_Provided records_
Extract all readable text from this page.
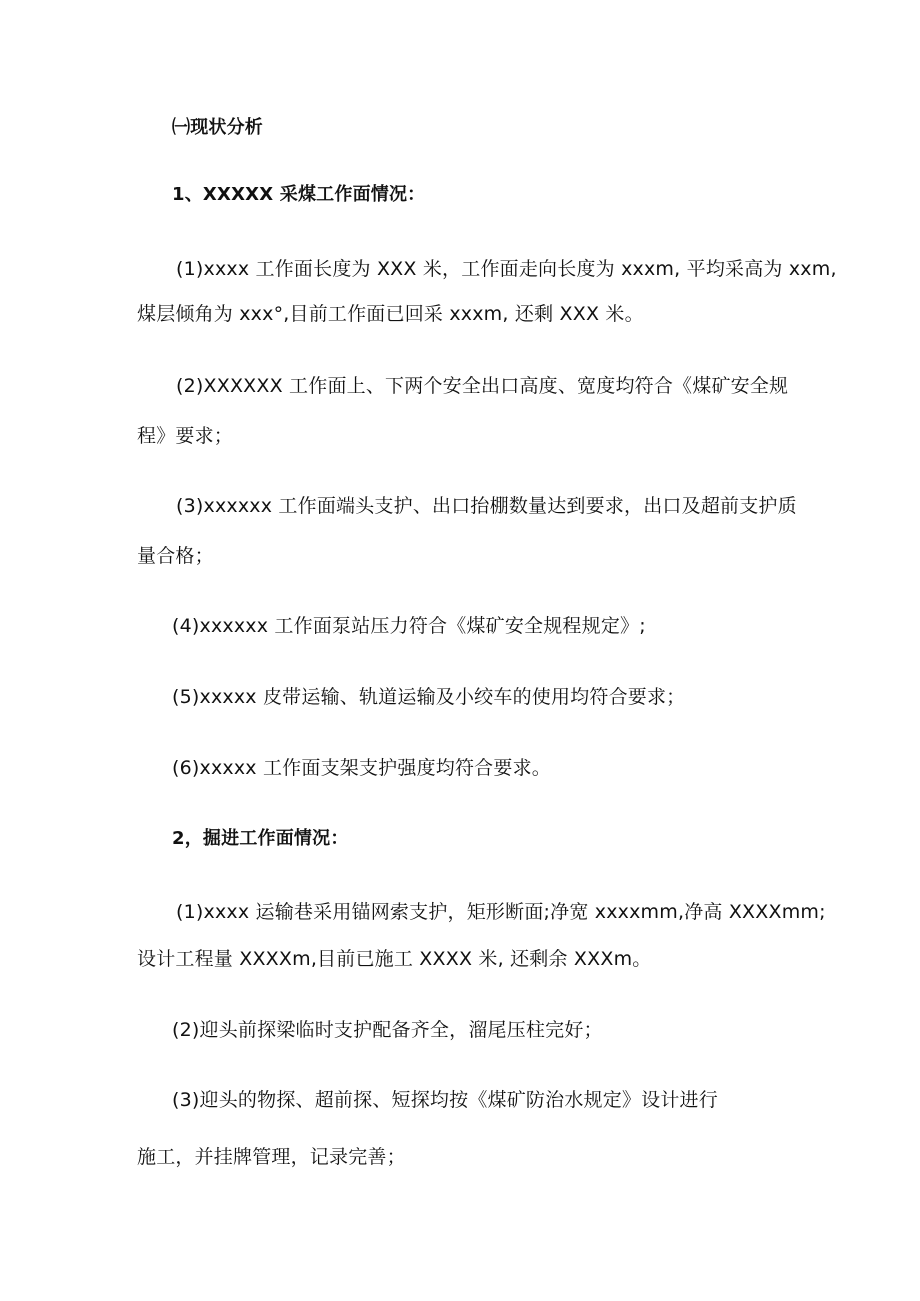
㈠现状分析
1、XXXXX 采煤工作面情况：
(1)xxxx 工作面长度为 XXX 米，工作面走向长度为 xxxm, 平均采高为 xxm,
煤层倾角为 xxx°,目前工作面已回采 xxxm, 还剩 XXX 米。
(2)XXXXXX 工作面上、下两个安全出口高度、宽度均符合《煤矿安全规
程》要求；
(3)xxxxxx 工作面端头支护、出口抬棚数量达到要求，出口及超前支护质
量合格；
(4)xxxxxx 工作面泵站压力符合《煤矿安全规程规定》;
(5)xxxxx 皮带运输、轨道运输及小绞车的使用均符合要求；
(6)xxxxx 工作面支架支护强度均符合要求。
2，掘进工作面情况：
(1)xxxx 运输巷采用锚网索支护，矩形断面;净宽 xxxxmm,净高 XXXXmm;
设计工程量 XXXXm,目前已施工 XXXX 米, 还剩余 XXXm。
(2)迎头前探梁临时支护配备齐全，溜尾压柱完好；
(3)迎头的物探、超前探、短探均按《煤矿防治水规定》设计进行
施工，并挂牌管理，记录完善；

_Set problem_
Copy the data character for character, but drop all pictures from the copy.

_Exercise response_
Extract all readable text from this page.
㈠现状分析
1、XXXXX 采煤工作面情况：
(1)xxxx 工作面长度为 XXX 米，工作面走向长度为 xxxm, 平均采高为 xxm,
煤层倾角为 xxx°,目前工作面已回采 xxxm, 还剩 XXX 米。
(2)XXXXXX 工作面上、下两个安全出口高度、宽度均符合《煤矿安全规
程》要求；
(3)xxxxxx 工作面端头支护、出口抬棚数量达到要求，出口及超前支护质
量合格；
(4)xxxxxx 工作面泵站压力符合《煤矿安全规程规定》;
(5)xxxxx 皮带运输、轨道运输及小绞车的使用均符合要求；
(6)xxxxx 工作面支架支护强度均符合要求。
2，掘进工作面情况：
(1)xxxx 运输巷采用锚网索支护，矩形断面;净宽 xxxxmm,净高 XXXXmm;
设计工程量 XXXXm,目前已施工 XXXX 米, 还剩余 XXXm。
(2)迎头前探梁临时支护配备齐全，溜尾压柱完好；
(3)迎头的物探、超前探、短探均按《煤矿防治水规定》设计进行
施工，并挂牌管理，记录完善；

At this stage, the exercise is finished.